Collected data ▸
--

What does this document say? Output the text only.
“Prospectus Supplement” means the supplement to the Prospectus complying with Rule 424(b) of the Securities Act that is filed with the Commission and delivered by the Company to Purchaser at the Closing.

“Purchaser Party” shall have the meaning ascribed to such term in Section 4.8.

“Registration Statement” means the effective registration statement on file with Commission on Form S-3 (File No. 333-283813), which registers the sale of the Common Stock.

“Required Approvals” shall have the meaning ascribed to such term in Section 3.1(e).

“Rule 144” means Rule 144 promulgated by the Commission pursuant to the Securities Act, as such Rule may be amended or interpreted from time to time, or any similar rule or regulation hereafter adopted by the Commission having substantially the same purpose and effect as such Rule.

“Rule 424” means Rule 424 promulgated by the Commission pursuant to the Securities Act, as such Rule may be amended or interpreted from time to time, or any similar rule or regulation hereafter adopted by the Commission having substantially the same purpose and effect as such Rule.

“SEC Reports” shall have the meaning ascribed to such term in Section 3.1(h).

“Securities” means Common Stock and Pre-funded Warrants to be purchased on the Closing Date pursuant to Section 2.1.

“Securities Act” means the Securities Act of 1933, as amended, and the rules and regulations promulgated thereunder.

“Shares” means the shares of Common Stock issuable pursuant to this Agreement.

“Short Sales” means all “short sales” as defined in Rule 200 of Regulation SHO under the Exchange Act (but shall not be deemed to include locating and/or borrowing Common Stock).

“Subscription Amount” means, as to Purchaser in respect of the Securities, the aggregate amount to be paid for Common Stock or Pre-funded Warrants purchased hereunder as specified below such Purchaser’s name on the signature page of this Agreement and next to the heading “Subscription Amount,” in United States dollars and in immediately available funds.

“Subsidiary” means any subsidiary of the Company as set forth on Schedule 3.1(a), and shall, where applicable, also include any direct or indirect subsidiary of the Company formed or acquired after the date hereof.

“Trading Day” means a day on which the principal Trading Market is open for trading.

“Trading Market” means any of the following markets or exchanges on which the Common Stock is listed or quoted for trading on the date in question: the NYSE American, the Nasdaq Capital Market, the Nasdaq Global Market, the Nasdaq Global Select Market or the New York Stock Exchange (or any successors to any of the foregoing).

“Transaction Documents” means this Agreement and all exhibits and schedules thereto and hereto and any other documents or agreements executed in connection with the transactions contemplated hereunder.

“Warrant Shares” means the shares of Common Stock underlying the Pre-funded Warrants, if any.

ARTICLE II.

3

--

Write out every entry again, keeping each line exactly the same.

Output for this exercise ▸
What does this document say? Output the text only.
“Prospectus Supplement” means the supplement to the Prospectus complying with Rule 424(b) of the Securities Act that is filed with the Commission and delivered by the Company to Purchaser at the Closing.

“Purchaser Party” shall have the meaning ascribed to such term in Section 4.8.

“Registration Statement” means the effective registration statement on file with Commission on Form S-3 (File No. 333-283813), which registers the sale of the Common Stock.

“Required Approvals” shall have the meaning ascribed to such term in Section 3.1(e).

“Rule 144” means Rule 144 promulgated by the Commission pursuant to the Securities Act, as such Rule may be amended or interpreted from time to time, or any similar rule or regulation hereafter adopted by the Commission having substantially the same purpose and effect as such Rule.

“Rule 424” means Rule 424 promulgated by the Commission pursuant to the Securities Act, as such Rule may be amended or interpreted from time to time, or any similar rule or regulation hereafter adopted by the Commission having substantially the same purpose and effect as such Rule.

“SEC Reports” shall have the meaning ascribed to such term in Section 3.1(h).

“Securities” means Common Stock and Pre-funded Warrants to be purchased on the Closing Date pursuant to Section 2.1.

“Securities Act” means the Securities Act of 1933, as amended, and the rules and regulations promulgated thereunder.

“Shares” means the shares of Common Stock issuable pursuant to this Agreement.

“Short Sales” means all “short sales” as defined in Rule 200 of Regulation SHO under the Exchange Act (but shall not be deemed to include locating and/or borrowing Common Stock).

“Subscription Amount” means, as to Purchaser in respect of the Securities, the aggregate amount to be paid for Common Stock or Pre-funded Warrants purchased hereunder as specified below such Purchaser’s name on the signature page of this Agreement and next to the heading “Subscription Amount,” in United States dollars and in immediately available funds.

“Subsidiary” means any subsidiary of the Company as set forth on Schedule 3.1(a), and shall, where applicable, also include any direct or indirect subsidiary of the Company formed or acquired after the date hereof.

“Trading Day” means a day on which the principal Trading Market is open for trading.

“Trading Market” means any of the following markets or exchanges on which the Common Stock is listed or quoted for trading on the date in question: the NYSE American, the Nasdaq Capital Market, the Nasdaq Global Market, the Nasdaq Global Select Market or the New York Stock Exchange (or any successors to any of the foregoing).

“Transaction Documents” means this Agreement and all exhibits and schedules thereto and hereto and any other documents or agreements executed in connection with the transactions contemplated hereunder.

“Warrant Shares” means the shares of Common Stock underlying the Pre-funded Warrants, if any.

ARTICLE II.

3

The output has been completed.